# Craft Beer Data

In [1]:
# imports

import numpy as np
import pandas as pd
import matplotlib.pyplot as plt
import seaborn as sns
from scipy import stats
%matplotlib inline

In [None]:
# getting the beer data from a csv file
df = pd.read_csv('beers.csv')

In [None]:
df.head() # check_yo_head

In [None]:
# checking on the tail of the data
df.tail()

In [None]:
# taking a look at the data info
df.info()

In [None]:
# taking a look at the shape of the data
df.shape

Initial Takeaways:

- So it looks like there are 8 columns 

- The unnamed column is a count of the data for both .csv files

- Some of the ibu has data and some don't

- I don't know what the id column is for

In [None]:
# prep

# df.drop(columns = 'Unnamed: 0', )

In [None]:
# reading the breweries csv file
df_1 = pd.read_csv('breweries.csv')

In [None]:
df_1.head() #check_yo_head

In [None]:
# using merge function by setting how='inner'
df = pd.merge(df, df_1, 
                   on='Unnamed: 0', 
                   how='inner')

In [None]:
df.head() #check_yo_head

In [None]:
# checking for nulls in the data
df.isna().sum()

In [None]:
# taking a look at the shape of the merged data
df.shape

In [None]:
# quick info on the merged data
df.info()

(The input)
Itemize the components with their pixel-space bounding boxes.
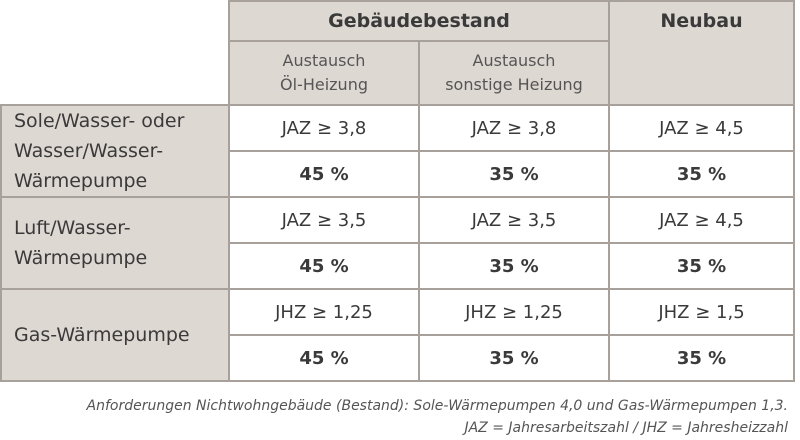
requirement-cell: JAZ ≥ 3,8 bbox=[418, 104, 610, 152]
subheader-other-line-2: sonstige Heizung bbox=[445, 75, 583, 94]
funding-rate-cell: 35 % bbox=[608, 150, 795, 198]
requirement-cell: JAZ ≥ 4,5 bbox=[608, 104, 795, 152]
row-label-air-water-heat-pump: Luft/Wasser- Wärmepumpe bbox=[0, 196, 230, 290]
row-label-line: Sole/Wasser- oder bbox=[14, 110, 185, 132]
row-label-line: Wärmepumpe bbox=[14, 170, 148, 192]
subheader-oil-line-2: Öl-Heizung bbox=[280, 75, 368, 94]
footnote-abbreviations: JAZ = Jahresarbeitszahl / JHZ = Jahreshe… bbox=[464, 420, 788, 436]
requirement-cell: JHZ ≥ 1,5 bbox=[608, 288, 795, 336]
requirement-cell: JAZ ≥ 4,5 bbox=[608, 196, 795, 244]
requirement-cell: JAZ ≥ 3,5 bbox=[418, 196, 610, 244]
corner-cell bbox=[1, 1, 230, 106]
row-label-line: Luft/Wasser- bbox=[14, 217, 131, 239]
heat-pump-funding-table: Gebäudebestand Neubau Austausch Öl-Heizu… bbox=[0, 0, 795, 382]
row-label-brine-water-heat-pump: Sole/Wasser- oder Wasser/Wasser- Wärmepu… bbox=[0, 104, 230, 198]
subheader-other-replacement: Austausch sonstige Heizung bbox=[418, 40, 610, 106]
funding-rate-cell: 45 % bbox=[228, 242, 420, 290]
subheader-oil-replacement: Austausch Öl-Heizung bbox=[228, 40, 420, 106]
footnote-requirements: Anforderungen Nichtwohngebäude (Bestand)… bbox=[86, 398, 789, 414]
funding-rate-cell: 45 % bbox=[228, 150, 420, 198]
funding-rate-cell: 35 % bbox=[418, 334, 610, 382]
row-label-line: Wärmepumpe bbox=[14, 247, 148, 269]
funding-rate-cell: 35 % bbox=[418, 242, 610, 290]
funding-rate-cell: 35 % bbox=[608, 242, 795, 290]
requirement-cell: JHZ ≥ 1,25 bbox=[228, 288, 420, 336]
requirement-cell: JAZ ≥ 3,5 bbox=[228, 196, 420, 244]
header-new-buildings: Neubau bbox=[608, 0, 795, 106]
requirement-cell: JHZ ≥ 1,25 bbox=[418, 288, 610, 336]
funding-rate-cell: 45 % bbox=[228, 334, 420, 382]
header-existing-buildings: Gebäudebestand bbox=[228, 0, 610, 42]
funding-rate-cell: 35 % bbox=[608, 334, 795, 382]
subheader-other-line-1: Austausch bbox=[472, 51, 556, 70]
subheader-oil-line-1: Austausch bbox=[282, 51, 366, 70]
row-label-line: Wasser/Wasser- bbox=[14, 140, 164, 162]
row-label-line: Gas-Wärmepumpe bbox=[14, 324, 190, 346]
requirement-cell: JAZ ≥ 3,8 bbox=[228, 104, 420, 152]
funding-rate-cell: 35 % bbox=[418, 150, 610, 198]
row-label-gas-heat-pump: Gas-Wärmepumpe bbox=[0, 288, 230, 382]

(Complete the following)
A - In the listing, copy out the lines starting at the one containing "requirement-cell: JAZ ≥ 3,8 bbox=[418, 104, 610, 152]" and ending at the one containing "corner-cell bbox=[1, 1, 230, 106]", including both of those lines.
B - Pick up the craft beer notebook after its last line and keep writing it.

(Task-by-task answers)
A -
requirement-cell: JAZ ≥ 3,8 bbox=[418, 104, 610, 152]
subheader-other-line-2: sonstige Heizung bbox=[445, 75, 583, 94]
funding-rate-cell: 35 % bbox=[608, 150, 795, 198]
requirement-cell: JAZ ≥ 4,5 bbox=[608, 104, 795, 152]
row-label-air-water-heat-pump: Luft/Wasser- Wärmepumpe bbox=[0, 196, 230, 290]
row-label-line: Sole/Wasser- oder bbox=[14, 110, 185, 132]
row-label-line: Wärmepumpe bbox=[14, 170, 148, 192]
subheader-oil-line-2: Öl-Heizung bbox=[280, 75, 368, 94]
footnote-abbreviations: JAZ = Jahresarbeitszahl / JHZ = Jahreshe… bbox=[464, 420, 788, 436]
requirement-cell: JHZ ≥ 1,5 bbox=[608, 288, 795, 336]
requirement-cell: JAZ ≥ 4,5 bbox=[608, 196, 795, 244]
requirement-cell: JAZ ≥ 3,5 bbox=[418, 196, 610, 244]
corner-cell bbox=[1, 1, 230, 106]

B -
In [None]:
# renaming columns for readability
df = df.rename(columns = {"style": "beer_style", "name_y": "brewery", "Unnamed: 0": "number", "name_x": "beer"})

In [None]:
df.head() #check_yo_head

In [None]:
# messing around and dropping a .plot() on the data
df.plot()

In [None]:
# taking a look at the counts of each beer style
df.beer_style.value_counts()

In [None]:
# looking to see if the same brewery has multiple beers
df.brewery.value_counts()

In [None]:
# df.shape had 558 rows
# seeing how many different breweries there are
df.brewery.nunique()

In [None]:
# seeing how many unique beers there are
df.beer.nunique()

In [None]:
# looking at the amount of beer per state
df.state.value_counts()

In [None]:
# trying out a .plot() on the states
df.state.value_counts().plot()

In [None]:
state_df = df.state.value_counts().rename_axis('states').reset_index(name='breweries')
state_df.head(5)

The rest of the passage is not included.